Extracto:
= = = = = = =
LA VIDA ES SUEÑO
El hombre es ilógico como lo sueños, nada más que estos se diferencian en sus signos. El secreto es encontrar la correspondencia correcta entre ellos. El hombre duerme el sueño profundo y cuando despierta redescubre el paraíso que es su costilla convertida en mujer. En la naturaleza como en los sueños están los símbolos que han de ser descifrados por la inspiración de los salmos. No hay palabras ni lenguaje ni es oída su voz; por toda la tierra salió su voz y hasta el extremo del mundo sus palabras. Es en los sueños como en la naturaleza del bosque y de la selva donde, un día emite palabra a otro día y una noche a otra noche declara sabiduría. El poner nombre a las cosas y a los animales fue la causa de aquel sueño tan profundo. Al pasar los símbolos en palabras provocó tal éxtasis; el sueño que se confunde con la realidad. En verdad la vida es sueño, aunque como dijo el poeta: soy un Adán que sueña con el paraíso pero que cuando despierto las costillas están intactas. El sueño no puede ser un sólo sueño, así como la vida no puede ser un simple sueño, sino que la vida es sueño que corresponde con la realidad del patriarca que exclama: Dios está en este lugar y yo no lo sabía; dejando una señal; la roca ungida, que es el símbolo de tan tremenda experiencia en ese lugar, y que aplica para todos, en todos los lugares y para todas las circunstancias.
= = = = = = =
Material proporcionado:
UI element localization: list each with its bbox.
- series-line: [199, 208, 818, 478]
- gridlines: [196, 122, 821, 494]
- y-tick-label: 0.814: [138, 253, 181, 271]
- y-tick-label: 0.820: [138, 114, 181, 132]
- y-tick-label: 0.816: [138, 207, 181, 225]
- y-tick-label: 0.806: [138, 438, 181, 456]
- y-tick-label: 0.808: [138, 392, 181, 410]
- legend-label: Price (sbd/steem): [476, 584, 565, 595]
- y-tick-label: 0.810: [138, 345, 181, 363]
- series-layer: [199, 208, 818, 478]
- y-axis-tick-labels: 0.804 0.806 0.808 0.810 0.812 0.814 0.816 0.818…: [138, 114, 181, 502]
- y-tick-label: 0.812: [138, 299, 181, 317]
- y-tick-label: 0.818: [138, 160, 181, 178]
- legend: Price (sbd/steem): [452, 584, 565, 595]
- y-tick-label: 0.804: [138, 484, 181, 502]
= = = = = = =
Enunciado:
Reescribe como lista breve el párrafo del extracto que empieza con «El hombre es ilógico», conservando sus ideas principales.

Solución:
- El hombre es ilógico como los sueños. Ambos se diferencian en sus signos, y el secreto está en encontrar la correspondencia correcta entre ellos.
- Tras el sueño profundo, el hombre despierta y redescubre el paraíso: su costilla convertida en mujer.
- La naturaleza y los sueños contienen símbolos que deben descifrarse mediante la inspiración de los salmos.
- Poner nombre a las cosas y a los animales causó aquel sueño profundo.
- Pasar los símbolos a palabras provocó un éxtasis en el que el sueño se confunde con la realidad.
- La vida es sueño, pero no un simple sueño. Corresponde con la realidad del patriarca que exclama «Dios está en este lugar y yo no lo sabía».
- El patriarca deja como señal la roca ungida, símbolo que aplica para todos, en todos los lugares y circunstancias.